**GOAL**
Return the records word for word. Any pictures in them are not part of the copy.

Data records

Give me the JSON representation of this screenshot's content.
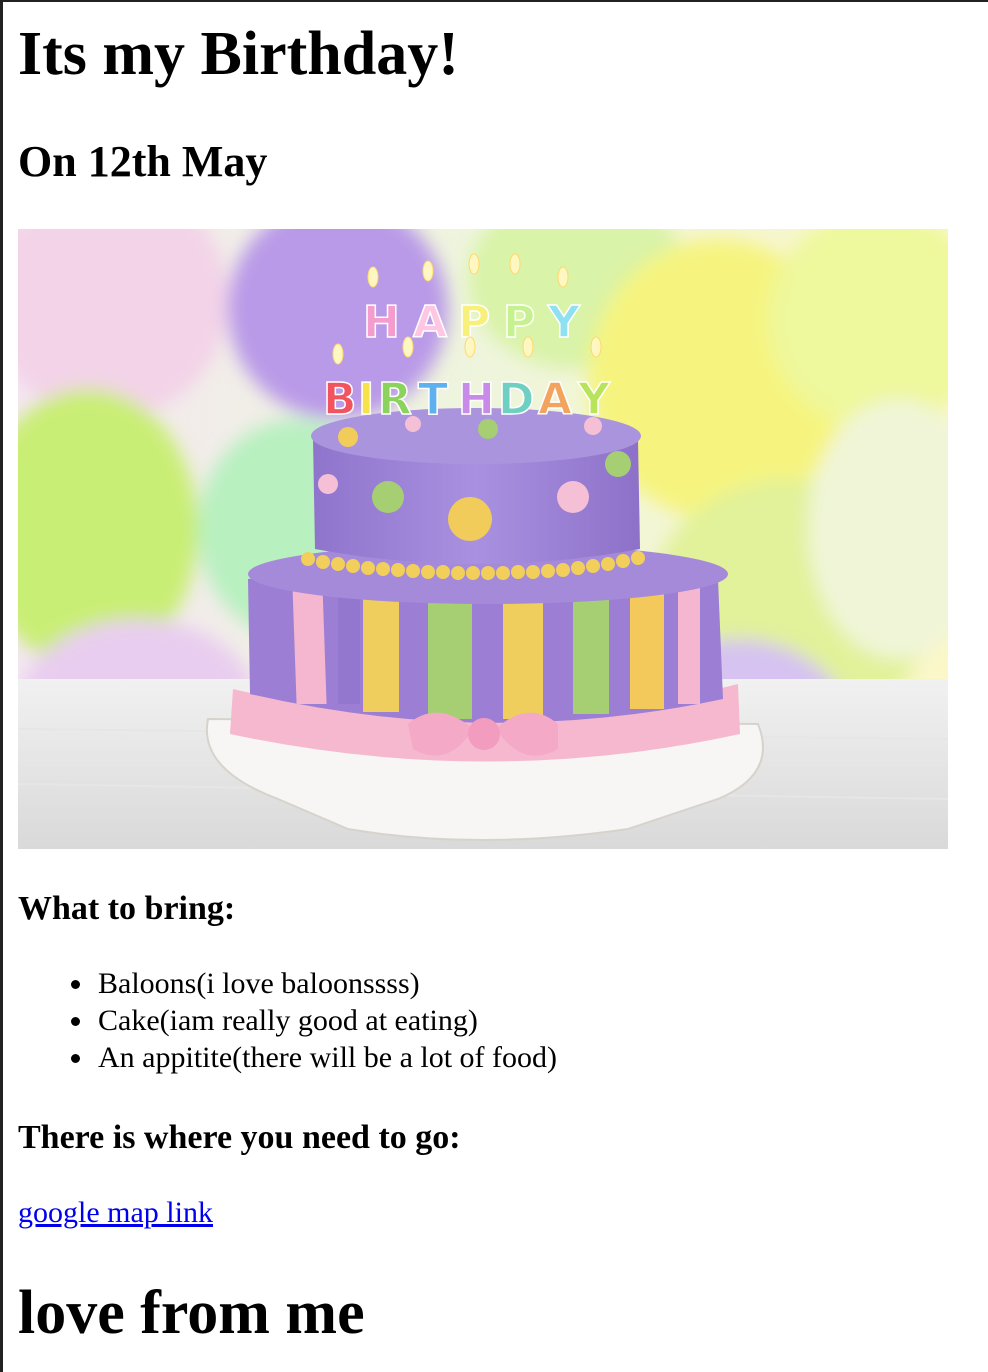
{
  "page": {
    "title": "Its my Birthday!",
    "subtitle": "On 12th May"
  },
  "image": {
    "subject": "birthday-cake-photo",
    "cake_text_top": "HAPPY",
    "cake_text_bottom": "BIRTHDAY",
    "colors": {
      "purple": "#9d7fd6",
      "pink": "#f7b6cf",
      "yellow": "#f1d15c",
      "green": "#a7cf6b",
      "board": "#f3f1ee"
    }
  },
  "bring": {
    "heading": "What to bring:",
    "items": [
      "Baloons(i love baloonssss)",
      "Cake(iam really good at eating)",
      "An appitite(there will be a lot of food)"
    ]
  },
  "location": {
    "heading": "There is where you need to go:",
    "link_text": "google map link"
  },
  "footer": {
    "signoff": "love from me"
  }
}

**SOLUTION**
Give me the JSON representation of this screenshot's content.
{
  "page": {
    "title": "Its my Birthday!",
    "subtitle": "On 12th May"
  },
  "image": {
    "subject": "birthday-cake-photo",
    "cake_text_top": "HAPPY",
    "cake_text_bottom": "BIRTHDAY",
    "colors": {
      "purple": "#9d7fd6",
      "pink": "#f7b6cf",
      "yellow": "#f1d15c",
      "green": "#a7cf6b",
      "board": "#f3f1ee"
    }
  },
  "bring": {
    "heading": "What to bring:",
    "items": [
      "Baloons(i love baloonssss)",
      "Cake(iam really good at eating)",
      "An appitite(there will be a lot of food)"
    ]
  },
  "location": {
    "heading": "There is where you need to go:",
    "link_text": "google map link"
  },
  "footer": {
    "signoff": "love from me"
  }
}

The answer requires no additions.